WHAT THE TASK REQUIRES - Leave out every picture, then transcribe the rest of the listing exactly.

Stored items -
━━━━━━━━

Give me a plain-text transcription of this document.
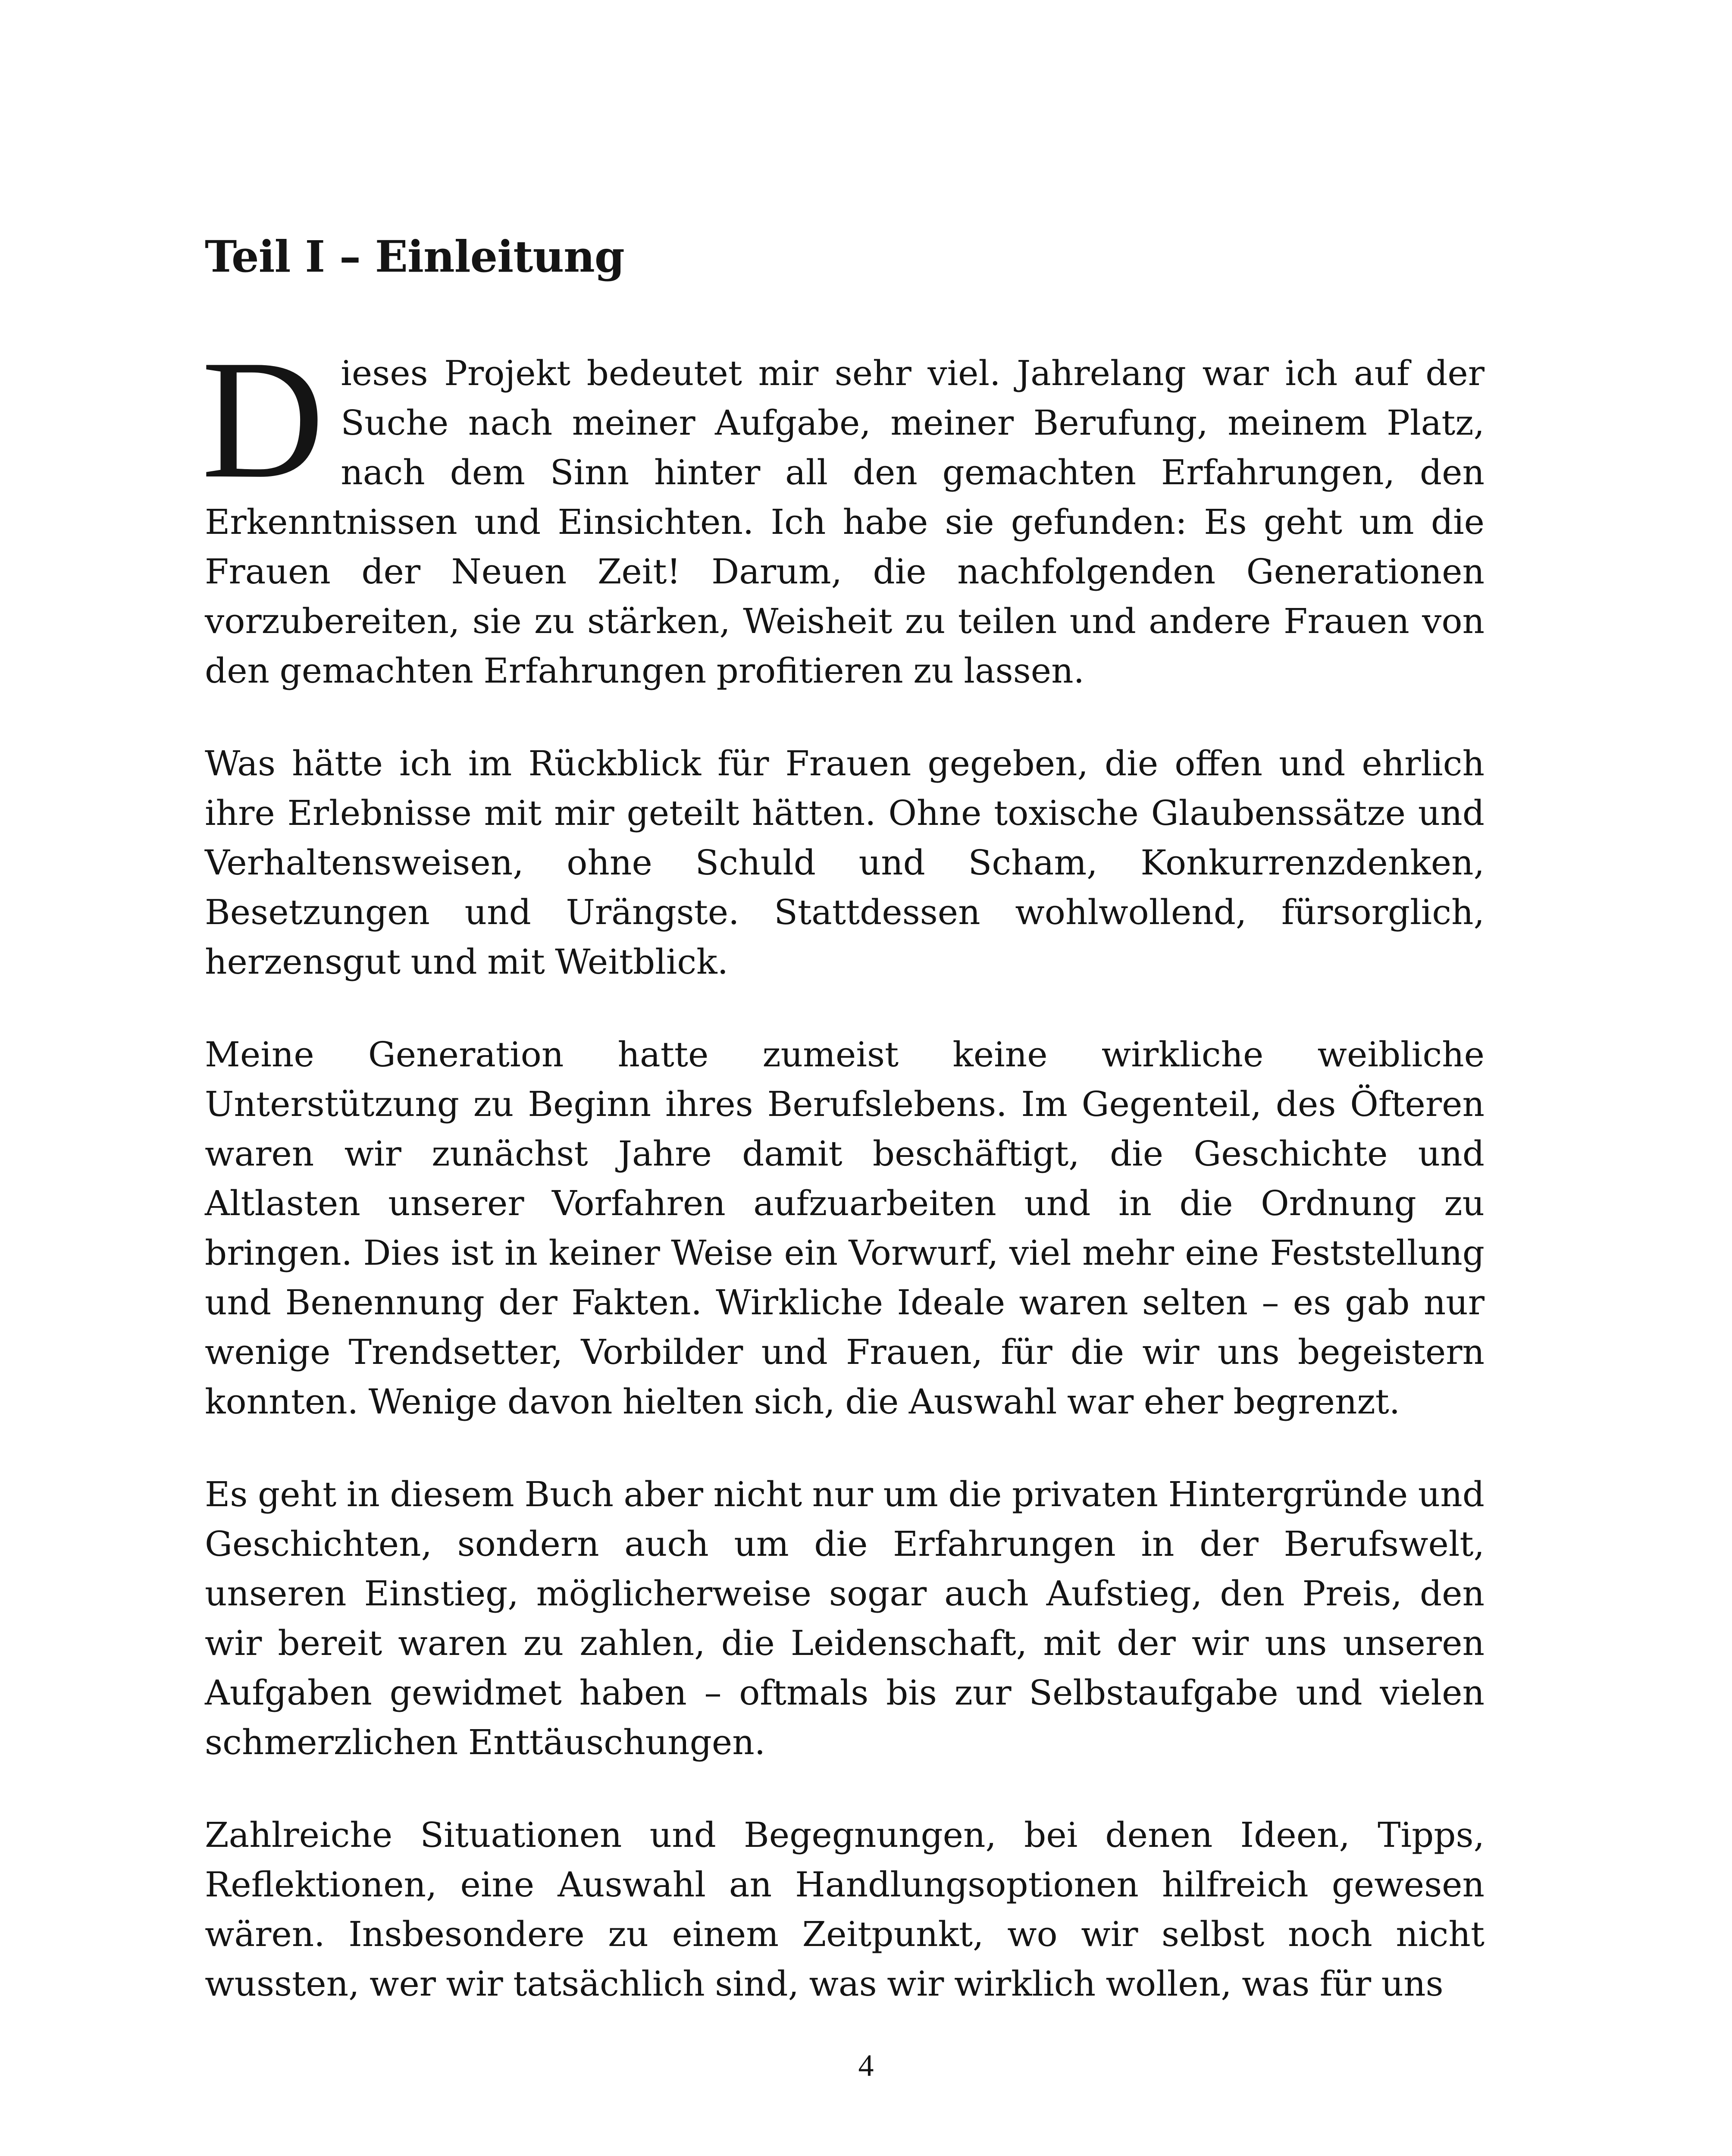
Teil I – Einleitung

Dieses Projekt bedeutet mir sehr viel. Jahrelang war ich auf der Suche nach meiner Aufgabe, meiner Berufung, meinem Platz, nach dem Sinn hinter all den gemachten Erfahrungen, den Erkenntnissen und Einsichten. Ich habe sie gefunden: Es geht um die Frauen der Neuen Zeit! Darum, die nachfolgenden Generationen vorzubereiten, sie zu stärken, Weisheit zu teilen und andere Frauen von den gemachten Erfahrungen profitieren zu lassen.

Was hätte ich im Rückblick für Frauen gegeben, die offen und ehrlich ihre Erlebnisse mit mir geteilt hätten. Ohne toxische Glaubenssätze und Verhaltensweisen, ohne Schuld und Scham, Konkurrenzdenken, Besetzungen und Urängste. Stattdessen wohlwollend, fürsorglich, herzensgut und mit Weitblick.

Meine Generation hatte zumeist keine wirkliche weibliche Unterstützung zu Beginn ihres Berufslebens. Im Gegenteil, des Öfteren waren wir zunächst Jahre damit beschäftigt, die Geschichte und Altlasten unserer Vorfahren aufzuarbeiten und in die Ordnung zu bringen. Dies ist in keiner Weise ein Vorwurf, viel mehr eine Feststellung und Benennung der Fakten. Wirkliche Ideale waren selten – es gab nur wenige Trendsetter, Vorbilder und Frauen, für die wir uns begeistern konnten. Wenige davon hielten sich, die Auswahl war eher begrenzt.

Es geht in diesem Buch aber nicht nur um die privaten Hintergründe und Geschichten, sondern auch um die Erfahrungen in der Berufswelt, unseren Einstieg, möglicherweise sogar auch Aufstieg, den Preis, den wir bereit waren zu zahlen, die Leidenschaft, mit der wir uns unseren Aufgaben gewidmet haben – oftmals bis zur Selbstaufgabe und vielen schmerzlichen Enttäuschungen.

Zahlreiche Situationen und Begegnungen, bei denen Ideen, Tipps, Reflektionen, eine Auswahl an Handlungsoptionen hilfreich gewesen wären. Insbesondere zu einem Zeitpunkt, wo wir selbst noch nicht wussten, wer wir tatsächlich sind, was wir wirklich wollen, was für uns

4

━━━━━━━━

ANSWER TO THIS EXERCISE -
Give me a plain-text transcription of this document.
Teil I – Einleitung

Dieses Projekt bedeutet mir sehr viel. Jahrelang war ich auf der Suche nach meiner Aufgabe, meiner Berufung, meinem Platz, nach dem Sinn hinter all den gemachten Erfahrungen, den Erkenntnissen und Einsichten. Ich habe sie gefunden: Es geht um die Frauen der Neuen Zeit! Darum, die nachfolgenden Generationen vorzubereiten, sie zu stärken, Weisheit zu teilen und andere Frauen von den gemachten Erfahrungen profitieren zu lassen.

Was hätte ich im Rückblick für Frauen gegeben, die offen und ehrlich ihre Erlebnisse mit mir geteilt hätten. Ohne toxische Glaubenssätze und Verhaltensweisen, ohne Schuld und Scham, Konkurrenzdenken, Besetzungen und Urängste. Stattdessen wohlwollend, fürsorglich, herzensgut und mit Weitblick.

Meine Generation hatte zumeist keine wirkliche weibliche Unterstützung zu Beginn ihres Berufslebens. Im Gegenteil, des Öfteren waren wir zunächst Jahre damit beschäftigt, die Geschichte und Altlasten unserer Vorfahren aufzuarbeiten und in die Ordnung zu bringen. Dies ist in keiner Weise ein Vorwurf, viel mehr eine Feststellung und Benennung der Fakten. Wirkliche Ideale waren selten – es gab nur wenige Trendsetter, Vorbilder und Frauen, für die wir uns begeistern konnten. Wenige davon hielten sich, die Auswahl war eher begrenzt.

Es geht in diesem Buch aber nicht nur um die privaten Hintergründe und Geschichten, sondern auch um die Erfahrungen in der Berufswelt, unseren Einstieg, möglicherweise sogar auch Aufstieg, den Preis, den wir bereit waren zu zahlen, die Leidenschaft, mit der wir uns unseren Aufgaben gewidmet haben – oftmals bis zur Selbstaufgabe und vielen schmerzlichen Enttäuschungen.

Zahlreiche Situationen und Begegnungen, bei denen Ideen, Tipps, Reflektionen, eine Auswahl an Handlungsoptionen hilfreich gewesen wären. Insbesondere zu einem Zeitpunkt, wo wir selbst noch nicht wussten, wer wir tatsächlich sind, was wir wirklich wollen, was für uns

4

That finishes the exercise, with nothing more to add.